Entries with figure data:
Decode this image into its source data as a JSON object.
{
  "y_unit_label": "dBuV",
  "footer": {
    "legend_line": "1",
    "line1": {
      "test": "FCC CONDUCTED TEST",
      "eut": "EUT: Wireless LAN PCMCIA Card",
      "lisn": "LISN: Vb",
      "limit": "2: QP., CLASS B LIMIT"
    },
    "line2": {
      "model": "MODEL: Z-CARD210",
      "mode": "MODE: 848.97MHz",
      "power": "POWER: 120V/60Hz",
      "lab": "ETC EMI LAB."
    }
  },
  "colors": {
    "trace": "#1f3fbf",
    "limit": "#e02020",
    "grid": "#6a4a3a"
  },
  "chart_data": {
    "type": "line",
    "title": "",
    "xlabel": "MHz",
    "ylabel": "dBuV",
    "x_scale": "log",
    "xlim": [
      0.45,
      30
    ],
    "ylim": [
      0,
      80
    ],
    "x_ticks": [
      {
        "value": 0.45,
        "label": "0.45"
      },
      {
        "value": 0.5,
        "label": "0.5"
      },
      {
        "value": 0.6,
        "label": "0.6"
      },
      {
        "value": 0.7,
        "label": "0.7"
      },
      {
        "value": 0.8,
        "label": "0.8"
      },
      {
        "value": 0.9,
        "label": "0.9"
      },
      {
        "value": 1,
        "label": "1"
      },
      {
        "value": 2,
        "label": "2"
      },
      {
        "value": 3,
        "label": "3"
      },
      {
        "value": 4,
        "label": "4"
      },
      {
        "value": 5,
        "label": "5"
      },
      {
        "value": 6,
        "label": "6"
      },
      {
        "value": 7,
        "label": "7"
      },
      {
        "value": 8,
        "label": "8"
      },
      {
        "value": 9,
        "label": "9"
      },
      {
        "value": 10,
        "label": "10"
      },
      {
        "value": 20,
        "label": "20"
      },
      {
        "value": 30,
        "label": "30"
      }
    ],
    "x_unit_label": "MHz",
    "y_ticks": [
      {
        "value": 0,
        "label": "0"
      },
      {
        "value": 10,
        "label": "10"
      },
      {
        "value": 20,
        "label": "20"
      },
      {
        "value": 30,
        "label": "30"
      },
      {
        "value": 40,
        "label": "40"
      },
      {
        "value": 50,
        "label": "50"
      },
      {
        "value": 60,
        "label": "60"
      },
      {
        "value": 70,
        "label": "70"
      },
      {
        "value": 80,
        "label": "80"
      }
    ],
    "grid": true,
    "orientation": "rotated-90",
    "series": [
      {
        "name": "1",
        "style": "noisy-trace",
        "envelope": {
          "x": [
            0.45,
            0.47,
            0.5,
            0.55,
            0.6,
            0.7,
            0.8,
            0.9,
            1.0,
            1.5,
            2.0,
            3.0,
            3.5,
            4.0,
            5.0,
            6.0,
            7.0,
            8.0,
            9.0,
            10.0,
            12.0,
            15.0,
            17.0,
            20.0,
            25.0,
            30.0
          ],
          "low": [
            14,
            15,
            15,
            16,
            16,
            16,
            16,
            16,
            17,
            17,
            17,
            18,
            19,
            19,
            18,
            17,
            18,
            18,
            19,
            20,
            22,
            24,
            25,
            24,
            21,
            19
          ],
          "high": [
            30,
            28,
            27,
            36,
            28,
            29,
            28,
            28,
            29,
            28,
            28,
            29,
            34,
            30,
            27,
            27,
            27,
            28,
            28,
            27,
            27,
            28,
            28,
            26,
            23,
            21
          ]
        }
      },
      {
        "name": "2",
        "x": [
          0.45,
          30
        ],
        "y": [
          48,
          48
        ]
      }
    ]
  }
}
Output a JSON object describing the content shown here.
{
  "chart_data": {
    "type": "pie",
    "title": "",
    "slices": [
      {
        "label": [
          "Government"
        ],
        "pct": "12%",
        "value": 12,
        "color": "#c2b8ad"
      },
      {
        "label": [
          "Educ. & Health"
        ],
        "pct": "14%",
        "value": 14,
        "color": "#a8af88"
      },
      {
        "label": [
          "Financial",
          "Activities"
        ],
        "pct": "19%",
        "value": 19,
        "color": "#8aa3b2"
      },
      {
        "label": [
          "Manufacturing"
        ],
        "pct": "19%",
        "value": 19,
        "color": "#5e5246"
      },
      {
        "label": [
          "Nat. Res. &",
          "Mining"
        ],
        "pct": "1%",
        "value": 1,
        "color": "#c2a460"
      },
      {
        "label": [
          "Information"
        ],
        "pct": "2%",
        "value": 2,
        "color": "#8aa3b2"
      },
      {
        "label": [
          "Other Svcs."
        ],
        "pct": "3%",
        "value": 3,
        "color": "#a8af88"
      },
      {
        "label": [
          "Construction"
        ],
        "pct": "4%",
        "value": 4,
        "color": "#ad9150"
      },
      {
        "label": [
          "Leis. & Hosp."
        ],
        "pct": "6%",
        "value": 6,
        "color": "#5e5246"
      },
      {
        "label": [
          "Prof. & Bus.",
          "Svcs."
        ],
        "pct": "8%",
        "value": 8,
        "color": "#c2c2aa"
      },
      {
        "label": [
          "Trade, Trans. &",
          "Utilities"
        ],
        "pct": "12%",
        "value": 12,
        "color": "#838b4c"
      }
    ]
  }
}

=== Exercise task ===
Only lines holding the string "JSON" are wanted; gather each one from the entries above.

=== Complete output ===
Decode this image into its source data as a JSON object.
Output a JSON object describing the content shown here.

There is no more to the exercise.